_Prompt_:
Below are some records; retype all of them exactly.

▶

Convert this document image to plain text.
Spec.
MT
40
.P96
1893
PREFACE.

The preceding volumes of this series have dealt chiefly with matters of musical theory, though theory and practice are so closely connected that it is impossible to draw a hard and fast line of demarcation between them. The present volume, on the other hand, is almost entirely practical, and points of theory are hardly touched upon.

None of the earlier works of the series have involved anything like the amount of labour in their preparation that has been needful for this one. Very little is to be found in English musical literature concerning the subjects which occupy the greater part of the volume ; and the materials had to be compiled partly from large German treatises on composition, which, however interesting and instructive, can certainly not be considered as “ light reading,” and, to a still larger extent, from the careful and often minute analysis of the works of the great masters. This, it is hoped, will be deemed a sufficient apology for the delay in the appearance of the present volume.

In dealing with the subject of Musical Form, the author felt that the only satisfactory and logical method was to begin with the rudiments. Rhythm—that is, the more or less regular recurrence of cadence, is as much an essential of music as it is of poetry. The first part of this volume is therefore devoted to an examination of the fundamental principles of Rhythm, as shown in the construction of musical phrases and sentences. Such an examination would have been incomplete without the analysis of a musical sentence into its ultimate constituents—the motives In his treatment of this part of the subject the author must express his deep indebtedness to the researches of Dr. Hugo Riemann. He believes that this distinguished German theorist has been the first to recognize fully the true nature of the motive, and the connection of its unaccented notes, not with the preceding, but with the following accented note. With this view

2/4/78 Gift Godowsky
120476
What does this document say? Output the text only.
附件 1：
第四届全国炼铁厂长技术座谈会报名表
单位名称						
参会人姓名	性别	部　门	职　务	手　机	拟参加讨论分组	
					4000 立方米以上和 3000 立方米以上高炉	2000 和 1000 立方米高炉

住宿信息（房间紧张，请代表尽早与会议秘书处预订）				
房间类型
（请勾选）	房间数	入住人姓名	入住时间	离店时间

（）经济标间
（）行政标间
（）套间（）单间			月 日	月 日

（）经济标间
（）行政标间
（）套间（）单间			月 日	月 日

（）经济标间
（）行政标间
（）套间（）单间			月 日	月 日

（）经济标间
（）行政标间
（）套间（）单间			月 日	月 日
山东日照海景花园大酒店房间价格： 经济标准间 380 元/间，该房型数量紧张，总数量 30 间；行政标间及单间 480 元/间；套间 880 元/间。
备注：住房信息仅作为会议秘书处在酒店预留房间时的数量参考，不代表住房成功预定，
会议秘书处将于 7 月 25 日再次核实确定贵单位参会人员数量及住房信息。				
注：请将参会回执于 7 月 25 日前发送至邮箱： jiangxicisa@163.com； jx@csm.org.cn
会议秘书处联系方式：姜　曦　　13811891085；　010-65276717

◀

_Reply to the task_:
Convert this document image to plain text.
Spec.
MT
40
.P96
1893
PREFACE.

The preceding volumes of this series have dealt chiefly with matters of musical theory, though theory and practice are so closely connected that it is impossible to draw a hard and fast line of demarcation between them. The present volume, on the other hand, is almost entirely practical, and points of theory are hardly touched upon.

None of the earlier works of the series have involved anything like the amount of labour in their preparation that has been needful for this one. Very little is to be found in English musical literature concerning the subjects which occupy the greater part of the volume ; and the materials had to be compiled partly from large German treatises on composition, which, however interesting and instructive, can certainly not be considered as “ light reading,” and, to a still larger extent, from the careful and often minute analysis of the works of the great masters. This, it is hoped, will be deemed a sufficient apology for the delay in the appearance of the present volume.

In dealing with the subject of Musical Form, the author felt that the only satisfactory and logical method was to begin with the rudiments. Rhythm—that is, the more or less regular recurrence of cadence, is as much an essential of music as it is of poetry. The first part of this volume is therefore devoted to an examination of the fundamental principles of Rhythm, as shown in the construction of musical phrases and sentences. Such an examination would have been incomplete without the analysis of a musical sentence into its ultimate constituents—the motives In his treatment of this part of the subject the author must express his deep indebtedness to the researches of Dr. Hugo Riemann. He believes that this distinguished German theorist has been the first to recognize fully the true nature of the motive, and the connection of its unaccented notes, not with the preceding, but with the following accented note. With this view

2/4/78 Gift Godowsky
120476
What does this document say? Output the text only.
附件 1：
第四届全国炼铁厂长技术座谈会报名表
单位名称						
参会人姓名	性别	部　门	职　务	手　机	拟参加讨论分组	
					4000 立方米以上和 3000 立方米以上高炉	2000 和 1000 立方米高炉

住宿信息（房间紧张，请代表尽早与会议秘书处预订）				
房间类型
（请勾选）	房间数	入住人姓名	入住时间	离店时间

（）经济标间
（）行政标间
（）套间（）单间			月 日	月 日

（）经济标间
（）行政标间
（）套间（）单间			月 日	月 日

（）经济标间
（）行政标间
（）套间（）单间			月 日	月 日

（）经济标间
（）行政标间
（）套间（）单间			月 日	月 日
山东日照海景花园大酒店房间价格： 经济标准间 380 元/间，该房型数量紧张，总数量 30 间；行政标间及单间 480 元/间；套间 880 元/间。
备注：住房信息仅作为会议秘书处在酒店预留房间时的数量参考，不代表住房成功预定，
会议秘书处将于 7 月 25 日再次核实确定贵单位参会人员数量及住房信息。				
注：请将参会回执于 7 月 25 日前发送至邮箱： jiangxicisa@163.com； jx@csm.org.cn
会议秘书处联系方式：姜　曦　　13811891085；　010-65276717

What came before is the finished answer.